BEGIN Records for the task

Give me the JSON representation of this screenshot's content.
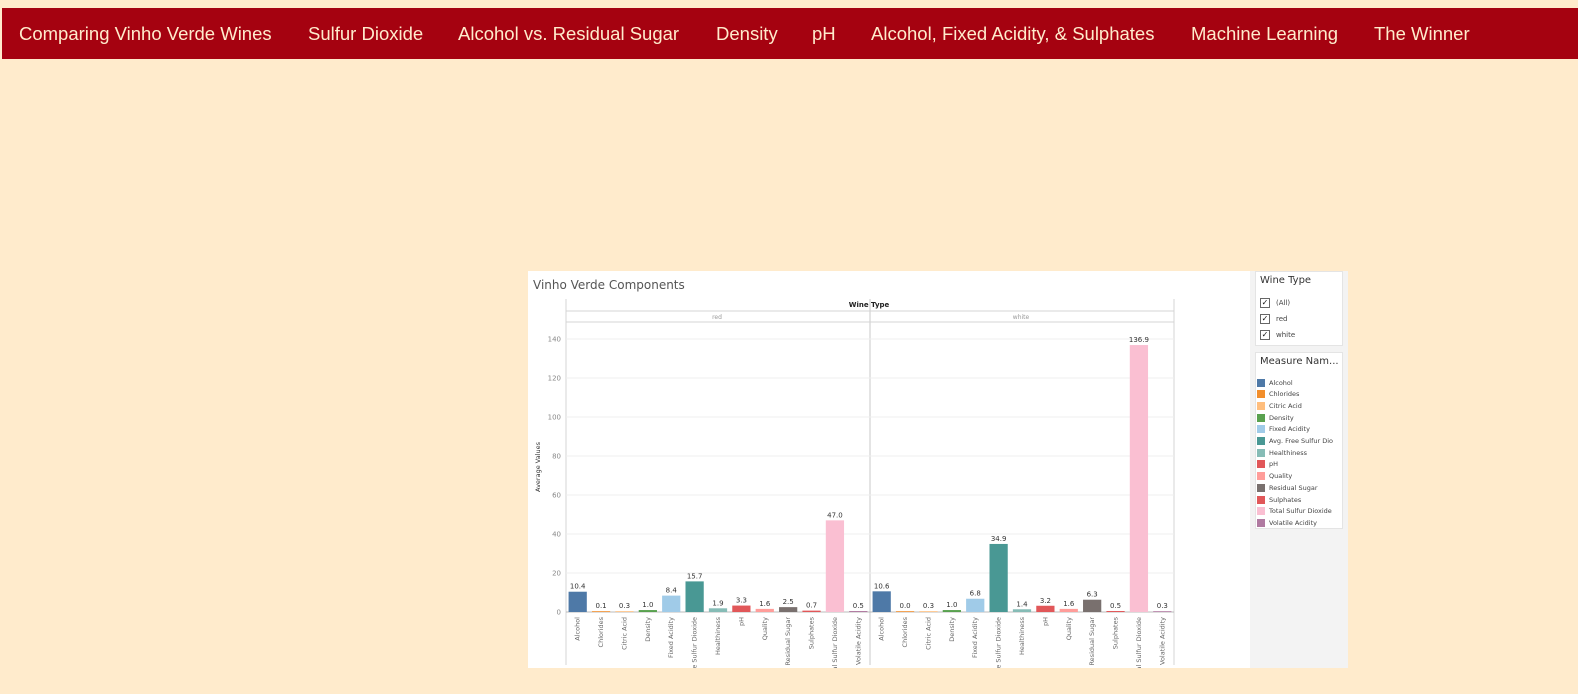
{
  "nav": {
    "items": [
      "Comparing Vinho Verde Wines",
      "Sulfur Dioxide",
      "Alcohol vs. Residual Sugar",
      "Density",
      "pH",
      "Alcohol, Fixed Acidity, & Sulphates",
      "Machine Learning",
      "The Winner"
    ],
    "background": "#a50210",
    "text_color": "#ffebcc"
  },
  "page": {
    "background": "#ffebcc"
  },
  "dashboard": {
    "title": "Vinho Verde Components",
    "filter": {
      "title": "Wine Type",
      "options": [
        {
          "label": "(All)",
          "checked": true
        },
        {
          "label": "red",
          "checked": true
        },
        {
          "label": "white",
          "checked": true
        }
      ]
    },
    "legend": {
      "title": "Measure Nam...",
      "items": [
        {
          "label": "Alcohol",
          "color": "#4e79a7"
        },
        {
          "label": "Chlorides",
          "color": "#f28e2b"
        },
        {
          "label": "Citric Acid",
          "color": "#ffbe7d"
        },
        {
          "label": "Density",
          "color": "#59a14f"
        },
        {
          "label": "Fixed Acidity",
          "color": "#a0cbe8"
        },
        {
          "label": "Avg. Free Sulfur Dio",
          "color": "#499894"
        },
        {
          "label": "Healthiness",
          "color": "#86bcb6"
        },
        {
          "label": "pH",
          "color": "#e15759"
        },
        {
          "label": "Quality",
          "color": "#ff9d9a"
        },
        {
          "label": "Residual Sugar",
          "color": "#79706e"
        },
        {
          "label": "Sulphates",
          "color": "#e15759"
        },
        {
          "label": "Total Sulfur Dioxide",
          "color": "#fabfd2"
        },
        {
          "label": "Volatile Acidity",
          "color": "#b07aa1"
        }
      ]
    }
  },
  "chart_data": {
    "type": "bar",
    "column_header": "Wine Type",
    "panels": [
      "red",
      "white"
    ],
    "ylabel": "Average Values",
    "ylim": [
      0,
      140
    ],
    "yticks": [
      0,
      20,
      40,
      60,
      80,
      100,
      120,
      140
    ],
    "grid": true,
    "legend_position": "right",
    "categories": [
      "Alcohol",
      "Chlorides",
      "Citric Acid",
      "Density",
      "Fixed Acidity",
      "Avg. Free Sulfur Dioxide",
      "Healthiness",
      "pH",
      "Quality",
      "Residual Sugar",
      "Sulphates",
      "Total Sulfur Dioxide",
      "Volatile Acidity"
    ],
    "colors": [
      "#4e79a7",
      "#f28e2b",
      "#ffbe7d",
      "#59a14f",
      "#a0cbe8",
      "#499894",
      "#86bcb6",
      "#e15759",
      "#ff9d9a",
      "#79706e",
      "#e15759",
      "#fabfd2",
      "#b07aa1"
    ],
    "series": [
      {
        "name": "red",
        "values": [
          10.4,
          0.1,
          0.3,
          1.0,
          8.4,
          15.7,
          1.9,
          3.3,
          1.6,
          2.5,
          0.7,
          47.0,
          0.5
        ]
      },
      {
        "name": "white",
        "values": [
          10.6,
          0.0,
          0.3,
          1.0,
          6.8,
          34.9,
          1.4,
          3.2,
          1.6,
          6.3,
          0.5,
          136.9,
          0.3
        ]
      }
    ]
  }
}
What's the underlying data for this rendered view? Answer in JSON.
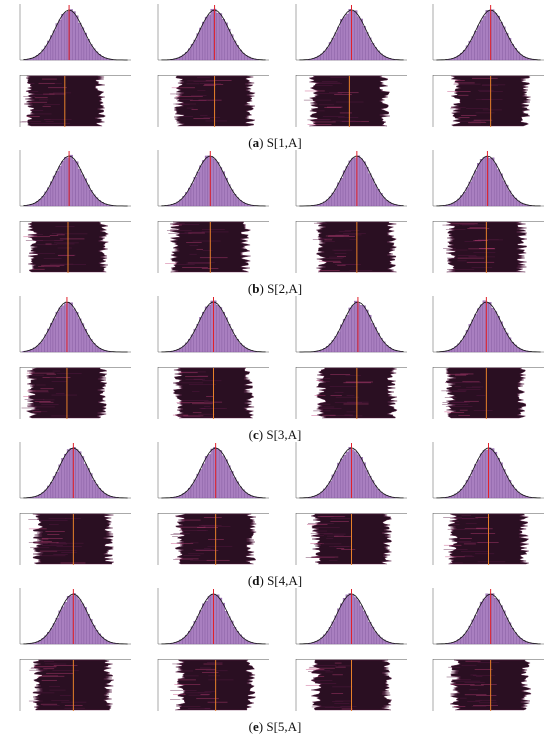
{
  "figure": {
    "panels": [
      {
        "letter": "a",
        "caption": "S[1,A]",
        "hist_centers": [
          0.44,
          0.51,
          0.5,
          0.52
        ],
        "trace_centers": [
          0.4,
          0.51,
          0.48,
          0.52
        ]
      },
      {
        "letter": "b",
        "caption": "S[2,A]",
        "hist_centers": [
          0.44,
          0.47,
          0.55,
          0.49
        ],
        "trace_centers": [
          0.43,
          0.47,
          0.55,
          0.48
        ]
      },
      {
        "letter": "c",
        "caption": "S[3,A]",
        "hist_centers": [
          0.42,
          0.5,
          0.56,
          0.48
        ],
        "trace_centers": [
          0.42,
          0.5,
          0.55,
          0.48
        ]
      },
      {
        "letter": "d",
        "caption": "S[4,A]",
        "hist_centers": [
          0.48,
          0.52,
          0.5,
          0.5
        ],
        "trace_centers": [
          0.48,
          0.52,
          0.5,
          0.5
        ]
      },
      {
        "letter": "e",
        "caption": "S[5,A]",
        "hist_centers": [
          0.48,
          0.5,
          0.5,
          0.52
        ],
        "trace_centers": [
          0.48,
          0.52,
          0.5,
          0.52
        ]
      }
    ]
  },
  "colors": {
    "hist_fill": "#a97fc0",
    "hist_bar_line": "#7a4f96",
    "density_curve": "#111111",
    "mean_line": "#e0202a",
    "trace_fill": "#2a0f22",
    "trace_noise": "#5a1a44",
    "axis": "#555555"
  },
  "chart_data": {
    "type": "histogram-and-trace-grid",
    "description_of_layout": "",
    "panels": [
      "S[1,A]",
      "S[2,A]",
      "S[3,A]",
      "S[4,A]",
      "S[5,A]"
    ],
    "columns": 4
  }
}
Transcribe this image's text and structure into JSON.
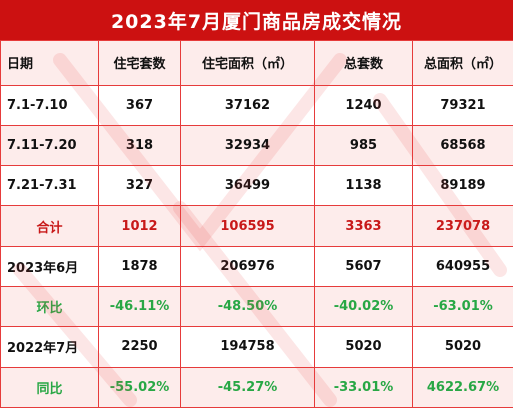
{
  "title": "2023年7月厦门商品房成交情况",
  "headers": [
    "日期",
    "住宅套数",
    "住宅面积（㎡）",
    "总套数",
    "总面积（㎡）"
  ],
  "rows": [
    [
      "7.1-7.10",
      "367",
      "37162",
      "1240",
      "79321"
    ],
    [
      "7.11-7.20",
      "318",
      "32934",
      "985",
      "68568"
    ],
    [
      "7.21-7.31",
      "327",
      "36499",
      "1138",
      "89189"
    ],
    [
      "合计",
      "1012",
      "106595",
      "3363",
      "237078"
    ],
    [
      "2023年6月",
      "1878",
      "206976",
      "5607",
      "640955"
    ],
    [
      "环比",
      "-46.11%",
      "-48.50%",
      "-40.02%",
      "-63.01%"
    ],
    [
      "2022年7月",
      "2250",
      "194758",
      "5020",
      "5020"
    ],
    [
      "同比",
      "-55.02%",
      "-45.27%",
      "-33.01%",
      "4622.67%"
    ]
  ],
  "colors": {
    "title_bg": "#cc1111",
    "border": "#e63b3b",
    "total_text": "#c81919",
    "percent_text": "#28a745",
    "zebra_bg": "#fdeceb"
  }
}
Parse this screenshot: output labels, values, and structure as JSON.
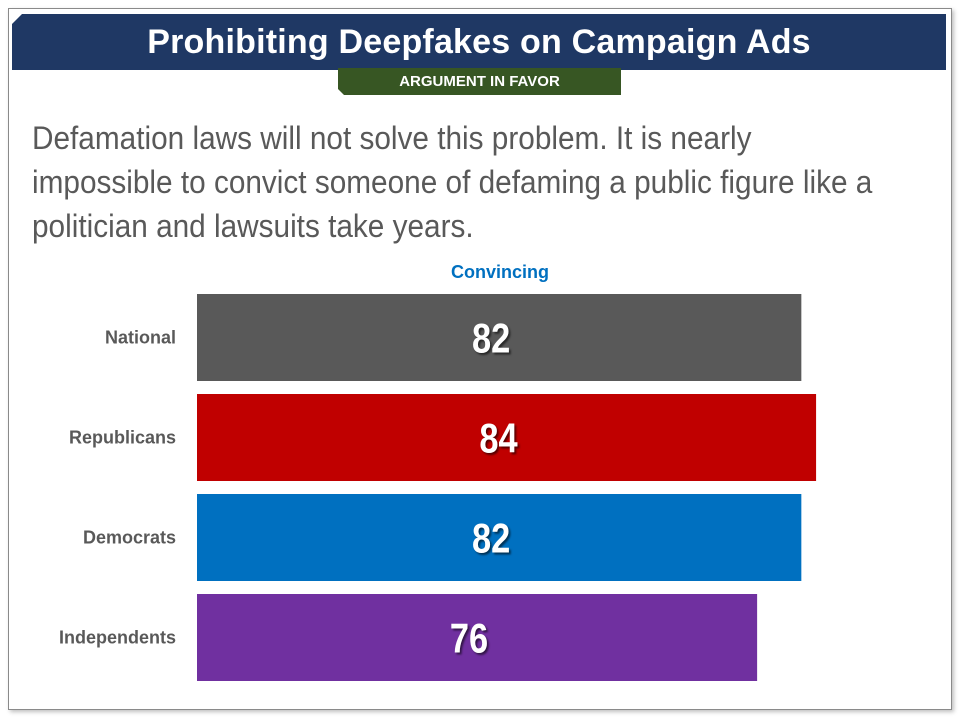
{
  "header": {
    "title": "Prohibiting Deepfakes on Campaign Ads",
    "subtitle": "ARGUMENT IN FAVOR"
  },
  "statement": "Defamation laws will not solve this problem. It is nearly impossible to convict someone of defaming a public figure like a politician and lawsuits take years.",
  "colors": {
    "title_bg": "#1f3864",
    "subtitle_bg": "#375623",
    "national": "#595959",
    "republicans": "#c00000",
    "democrats": "#0070c0",
    "independents": "#7030a0",
    "series_label": "#0070c0"
  },
  "chart_data": {
    "type": "bar",
    "orientation": "horizontal",
    "categories": [
      "National",
      "Republicans",
      "Democrats",
      "Independents"
    ],
    "series": [
      {
        "name": "Convincing",
        "values": [
          82,
          84,
          82,
          76
        ]
      }
    ],
    "bar_colors": [
      "#595959",
      "#c00000",
      "#0070c0",
      "#7030a0"
    ],
    "xlim": [
      0,
      100
    ],
    "grid": false,
    "data_labels": true
  }
}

END Records for the task

**Task to complete:** Copy every record above exactly, leaving out any pictures.

**Response to the task:**
Give me the JSON representation of this screenshot's content.
{
  "nav": {
    "items": [
      "Comparing Vinho Verde Wines",
      "Sulfur Dioxide",
      "Alcohol vs. Residual Sugar",
      "Density",
      "pH",
      "Alcohol, Fixed Acidity, & Sulphates",
      "Machine Learning",
      "The Winner"
    ],
    "background": "#a50210",
    "text_color": "#ffebcc"
  },
  "page": {
    "background": "#ffebcc"
  },
  "dashboard": {
    "title": "Vinho Verde Components",
    "filter": {
      "title": "Wine Type",
      "options": [
        {
          "label": "(All)",
          "checked": true
        },
        {
          "label": "red",
          "checked": true
        },
        {
          "label": "white",
          "checked": true
        }
      ]
    },
    "legend": {
      "title": "Measure Nam...",
      "items": [
        {
          "label": "Alcohol",
          "color": "#4e79a7"
        },
        {
          "label": "Chlorides",
          "color": "#f28e2b"
        },
        {
          "label": "Citric Acid",
          "color": "#ffbe7d"
        },
        {
          "label": "Density",
          "color": "#59a14f"
        },
        {
          "label": "Fixed Acidity",
          "color": "#a0cbe8"
        },
        {
          "label": "Avg. Free Sulfur Dio",
          "color": "#499894"
        },
        {
          "label": "Healthiness",
          "color": "#86bcb6"
        },
        {
          "label": "pH",
          "color": "#e15759"
        },
        {
          "label": "Quality",
          "color": "#ff9d9a"
        },
        {
          "label": "Residual Sugar",
          "color": "#79706e"
        },
        {
          "label": "Sulphates",
          "color": "#e15759"
        },
        {
          "label": "Total Sulfur Dioxide",
          "color": "#fabfd2"
        },
        {
          "label": "Volatile Acidity",
          "color": "#b07aa1"
        }
      ]
    }
  },
  "chart_data": {
    "type": "bar",
    "column_header": "Wine Type",
    "panels": [
      "red",
      "white"
    ],
    "ylabel": "Average Values",
    "ylim": [
      0,
      140
    ],
    "yticks": [
      0,
      20,
      40,
      60,
      80,
      100,
      120,
      140
    ],
    "grid": true,
    "legend_position": "right",
    "categories": [
      "Alcohol",
      "Chlorides",
      "Citric Acid",
      "Density",
      "Fixed Acidity",
      "Avg. Free Sulfur Dioxide",
      "Healthiness",
      "pH",
      "Quality",
      "Residual Sugar",
      "Sulphates",
      "Total Sulfur Dioxide",
      "Volatile Acidity"
    ],
    "colors": [
      "#4e79a7",
      "#f28e2b",
      "#ffbe7d",
      "#59a14f",
      "#a0cbe8",
      "#499894",
      "#86bcb6",
      "#e15759",
      "#ff9d9a",
      "#79706e",
      "#e15759",
      "#fabfd2",
      "#b07aa1"
    ],
    "series": [
      {
        "name": "red",
        "values": [
          10.4,
          0.1,
          0.3,
          1.0,
          8.4,
          15.7,
          1.9,
          3.3,
          1.6,
          2.5,
          0.7,
          47.0,
          0.5
        ]
      },
      {
        "name": "white",
        "values": [
          10.6,
          0.0,
          0.3,
          1.0,
          6.8,
          34.9,
          1.4,
          3.2,
          1.6,
          6.3,
          0.5,
          136.9,
          0.3
        ]
      }
    ]
  }
}
What's the underlying data for this rendered view? Answer in JSON.
{
  "figure": {
    "panels": [
      {
        "letter": "a",
        "caption": "S[1,A]",
        "hist_centers": [
          0.44,
          0.51,
          0.5,
          0.52
        ],
        "trace_centers": [
          0.4,
          0.51,
          0.48,
          0.52
        ]
      },
      {
        "letter": "b",
        "caption": "S[2,A]",
        "hist_centers": [
          0.44,
          0.47,
          0.55,
          0.49
        ],
        "trace_centers": [
          0.43,
          0.47,
          0.55,
          0.48
        ]
      },
      {
        "letter": "c",
        "caption": "S[3,A]",
        "hist_centers": [
          0.42,
          0.5,
          0.56,
          0.48
        ],
        "trace_centers": [
          0.42,
          0.5,
          0.55,
          0.48
        ]
      },
      {
        "letter": "d",
        "caption": "S[4,A]",
        "hist_centers": [
          0.48,
          0.52,
          0.5,
          0.5
        ],
        "trace_centers": [
          0.48,
          0.52,
          0.5,
          0.5
        ]
      },
      {
        "letter": "e",
        "caption": "S[5,A]",
        "hist_centers": [
          0.48,
          0.5,
          0.5,
          0.52
        ],
        "trace_centers": [
          0.48,
          0.52,
          0.5,
          0.52
        ]
      }
    ]
  },
  "colors": {
    "hist_fill": "#a97fc0",
    "hist_bar_line": "#7a4f96",
    "density_curve": "#111111",
    "mean_line": "#e0202a",
    "trace_fill": "#2a0f22",
    "trace_noise": "#5a1a44",
    "axis": "#555555"
  },
  "chart_data": {
    "type": "histogram-and-trace-grid",
    "description_of_layout": "",
    "panels": [
      "S[1,A]",
      "S[2,A]",
      "S[3,A]",
      "S[4,A]",
      "S[5,A]"
    ],
    "columns": 4
  }
}
Transcribe this image's text and structure into JSON.
{
  "title": "2023年7月厦门商品房成交情况",
  "headers": [
    "日期",
    "住宅套数",
    "住宅面积（㎡）",
    "总套数",
    "总面积（㎡）"
  ],
  "rows": [
    [
      "7.1-7.10",
      "367",
      "37162",
      "1240",
      "79321"
    ],
    [
      "7.11-7.20",
      "318",
      "32934",
      "985",
      "68568"
    ],
    [
      "7.21-7.31",
      "327",
      "36499",
      "1138",
      "89189"
    ],
    [
      "合计",
      "1012",
      "106595",
      "3363",
      "237078"
    ],
    [
      "2023年6月",
      "1878",
      "206976",
      "5607",
      "640955"
    ],
    [
      "环比",
      "-46.11%",
      "-48.50%",
      "-40.02%",
      "-63.01%"
    ],
    [
      "2022年7月",
      "2250",
      "194758",
      "5020",
      "5020"
    ],
    [
      "同比",
      "-55.02%",
      "-45.27%",
      "-33.01%",
      "4622.67%"
    ]
  ],
  "colors": {
    "title_bg": "#cc1111",
    "border": "#e63b3b",
    "total_text": "#c81919",
    "percent_text": "#28a745",
    "zebra_bg": "#fdeceb"
  }
}
Parse this screenshot: output labels, values, and structure as JSON.
{
  "header": {
    "title": "Prohibiting Deepfakes on Campaign Ads",
    "subtitle": "ARGUMENT IN FAVOR"
  },
  "statement": "Defamation laws will not solve this problem. It is nearly impossible to convict someone of defaming a public figure like a politician and lawsuits take years.",
  "colors": {
    "title_bg": "#1f3864",
    "subtitle_bg": "#375623",
    "national": "#595959",
    "republicans": "#c00000",
    "democrats": "#0070c0",
    "independents": "#7030a0",
    "series_label": "#0070c0"
  },
  "chart_data": {
    "type": "bar",
    "orientation": "horizontal",
    "categories": [
      "National",
      "Republicans",
      "Democrats",
      "Independents"
    ],
    "series": [
      {
        "name": "Convincing",
        "values": [
          82,
          84,
          82,
          76
        ]
      }
    ],
    "bar_colors": [
      "#595959",
      "#c00000",
      "#0070c0",
      "#7030a0"
    ],
    "xlim": [
      0,
      100
    ],
    "grid": false,
    "data_labels": true
  }
}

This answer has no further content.